What is asked:
Show every line that has the string "pizza" in it.

(Records from a dataset)
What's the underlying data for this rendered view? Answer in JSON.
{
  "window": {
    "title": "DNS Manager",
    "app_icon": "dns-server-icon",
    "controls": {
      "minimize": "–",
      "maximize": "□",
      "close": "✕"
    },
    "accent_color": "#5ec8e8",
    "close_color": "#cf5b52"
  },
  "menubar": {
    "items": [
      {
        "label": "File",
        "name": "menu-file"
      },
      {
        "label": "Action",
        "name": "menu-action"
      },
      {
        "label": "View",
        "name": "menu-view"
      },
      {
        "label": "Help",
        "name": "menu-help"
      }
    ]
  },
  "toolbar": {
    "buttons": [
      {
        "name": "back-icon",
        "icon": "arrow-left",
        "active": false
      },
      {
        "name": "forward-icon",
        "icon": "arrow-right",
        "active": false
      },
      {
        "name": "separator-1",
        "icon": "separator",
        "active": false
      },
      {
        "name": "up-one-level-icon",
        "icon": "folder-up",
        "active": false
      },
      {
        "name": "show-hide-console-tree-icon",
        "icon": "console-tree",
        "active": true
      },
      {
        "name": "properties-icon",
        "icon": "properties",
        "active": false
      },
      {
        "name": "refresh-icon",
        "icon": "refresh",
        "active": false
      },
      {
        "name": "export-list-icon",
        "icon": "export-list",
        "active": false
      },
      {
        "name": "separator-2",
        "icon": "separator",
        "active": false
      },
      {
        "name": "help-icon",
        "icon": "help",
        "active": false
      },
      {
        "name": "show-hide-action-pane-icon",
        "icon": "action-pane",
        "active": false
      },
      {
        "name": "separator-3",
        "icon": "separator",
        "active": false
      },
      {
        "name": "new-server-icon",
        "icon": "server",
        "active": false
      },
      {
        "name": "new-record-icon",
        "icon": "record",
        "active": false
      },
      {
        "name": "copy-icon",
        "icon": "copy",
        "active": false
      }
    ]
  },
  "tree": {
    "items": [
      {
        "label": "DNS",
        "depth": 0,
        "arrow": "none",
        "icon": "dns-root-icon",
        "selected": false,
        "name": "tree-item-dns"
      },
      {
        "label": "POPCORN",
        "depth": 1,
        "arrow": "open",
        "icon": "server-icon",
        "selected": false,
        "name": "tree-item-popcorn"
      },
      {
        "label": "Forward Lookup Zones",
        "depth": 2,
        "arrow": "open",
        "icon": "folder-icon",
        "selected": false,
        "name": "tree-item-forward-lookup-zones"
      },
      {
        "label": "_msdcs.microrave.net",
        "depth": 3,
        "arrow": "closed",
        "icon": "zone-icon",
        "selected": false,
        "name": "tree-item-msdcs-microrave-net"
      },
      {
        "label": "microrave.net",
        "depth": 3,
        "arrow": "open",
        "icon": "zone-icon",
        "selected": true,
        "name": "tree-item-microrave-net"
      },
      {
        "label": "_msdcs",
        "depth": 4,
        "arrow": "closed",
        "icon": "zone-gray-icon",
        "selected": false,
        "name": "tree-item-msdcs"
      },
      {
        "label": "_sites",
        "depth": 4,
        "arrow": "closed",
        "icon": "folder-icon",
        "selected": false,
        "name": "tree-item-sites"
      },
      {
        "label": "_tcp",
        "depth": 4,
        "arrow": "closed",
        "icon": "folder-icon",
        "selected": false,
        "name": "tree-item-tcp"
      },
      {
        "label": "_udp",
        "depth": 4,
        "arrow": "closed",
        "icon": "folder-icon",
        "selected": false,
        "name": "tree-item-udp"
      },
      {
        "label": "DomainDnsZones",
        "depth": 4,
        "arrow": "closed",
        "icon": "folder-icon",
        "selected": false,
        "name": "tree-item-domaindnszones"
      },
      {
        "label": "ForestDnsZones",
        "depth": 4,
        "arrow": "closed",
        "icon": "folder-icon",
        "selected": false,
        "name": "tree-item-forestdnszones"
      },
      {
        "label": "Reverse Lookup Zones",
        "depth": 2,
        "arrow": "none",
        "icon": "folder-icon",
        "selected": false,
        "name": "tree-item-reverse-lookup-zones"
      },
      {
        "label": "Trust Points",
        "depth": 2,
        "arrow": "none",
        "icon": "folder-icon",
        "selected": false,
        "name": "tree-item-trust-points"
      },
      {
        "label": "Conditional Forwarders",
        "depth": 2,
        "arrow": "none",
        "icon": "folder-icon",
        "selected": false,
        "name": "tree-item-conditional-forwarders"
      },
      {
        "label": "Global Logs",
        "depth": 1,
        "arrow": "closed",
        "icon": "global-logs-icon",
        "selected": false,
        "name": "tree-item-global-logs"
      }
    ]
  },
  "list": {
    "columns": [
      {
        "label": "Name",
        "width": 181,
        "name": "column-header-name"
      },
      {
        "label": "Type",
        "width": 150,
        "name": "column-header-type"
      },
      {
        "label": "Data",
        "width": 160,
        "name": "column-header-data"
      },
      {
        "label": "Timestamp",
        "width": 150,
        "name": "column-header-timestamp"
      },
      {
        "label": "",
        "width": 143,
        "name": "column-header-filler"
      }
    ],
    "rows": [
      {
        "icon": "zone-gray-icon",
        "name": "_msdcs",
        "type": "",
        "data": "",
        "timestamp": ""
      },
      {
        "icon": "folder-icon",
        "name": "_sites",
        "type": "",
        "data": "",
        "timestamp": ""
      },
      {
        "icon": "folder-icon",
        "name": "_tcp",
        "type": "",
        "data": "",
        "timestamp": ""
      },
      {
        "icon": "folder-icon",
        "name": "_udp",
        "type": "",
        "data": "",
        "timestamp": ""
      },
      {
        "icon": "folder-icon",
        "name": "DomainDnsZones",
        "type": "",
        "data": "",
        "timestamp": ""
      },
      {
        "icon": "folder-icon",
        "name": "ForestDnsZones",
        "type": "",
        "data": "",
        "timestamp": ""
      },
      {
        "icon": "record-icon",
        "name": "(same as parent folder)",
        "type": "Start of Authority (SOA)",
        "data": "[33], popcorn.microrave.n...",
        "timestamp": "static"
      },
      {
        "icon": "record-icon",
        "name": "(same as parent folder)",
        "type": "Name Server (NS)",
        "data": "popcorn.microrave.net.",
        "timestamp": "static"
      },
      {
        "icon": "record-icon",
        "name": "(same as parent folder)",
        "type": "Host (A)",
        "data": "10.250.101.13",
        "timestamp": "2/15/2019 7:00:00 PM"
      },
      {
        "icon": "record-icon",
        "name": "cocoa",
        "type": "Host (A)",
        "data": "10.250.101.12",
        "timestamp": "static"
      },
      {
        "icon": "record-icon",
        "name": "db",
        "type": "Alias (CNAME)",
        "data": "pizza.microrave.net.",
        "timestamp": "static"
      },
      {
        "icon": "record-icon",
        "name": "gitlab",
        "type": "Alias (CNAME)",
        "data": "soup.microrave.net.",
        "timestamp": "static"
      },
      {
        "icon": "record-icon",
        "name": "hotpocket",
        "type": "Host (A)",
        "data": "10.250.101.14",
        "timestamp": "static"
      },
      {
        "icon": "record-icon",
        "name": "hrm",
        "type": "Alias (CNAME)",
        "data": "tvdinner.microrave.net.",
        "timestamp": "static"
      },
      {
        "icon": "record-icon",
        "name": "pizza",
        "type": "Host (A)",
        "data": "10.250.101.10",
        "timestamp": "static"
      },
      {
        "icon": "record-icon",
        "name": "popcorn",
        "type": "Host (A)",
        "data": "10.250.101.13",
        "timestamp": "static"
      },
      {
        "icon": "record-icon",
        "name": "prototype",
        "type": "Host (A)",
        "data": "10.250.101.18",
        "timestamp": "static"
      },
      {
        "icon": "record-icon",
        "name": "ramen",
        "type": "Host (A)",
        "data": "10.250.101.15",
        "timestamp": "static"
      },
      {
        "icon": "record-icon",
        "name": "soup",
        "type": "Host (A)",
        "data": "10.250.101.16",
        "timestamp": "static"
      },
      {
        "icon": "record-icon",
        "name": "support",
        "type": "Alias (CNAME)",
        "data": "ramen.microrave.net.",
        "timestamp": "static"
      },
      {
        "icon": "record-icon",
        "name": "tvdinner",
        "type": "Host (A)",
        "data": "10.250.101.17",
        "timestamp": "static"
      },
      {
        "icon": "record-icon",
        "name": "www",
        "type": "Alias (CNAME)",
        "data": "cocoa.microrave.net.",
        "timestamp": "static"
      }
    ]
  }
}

Final result:
        "data": "pizza.microrave.net.",
        "name": "pizza",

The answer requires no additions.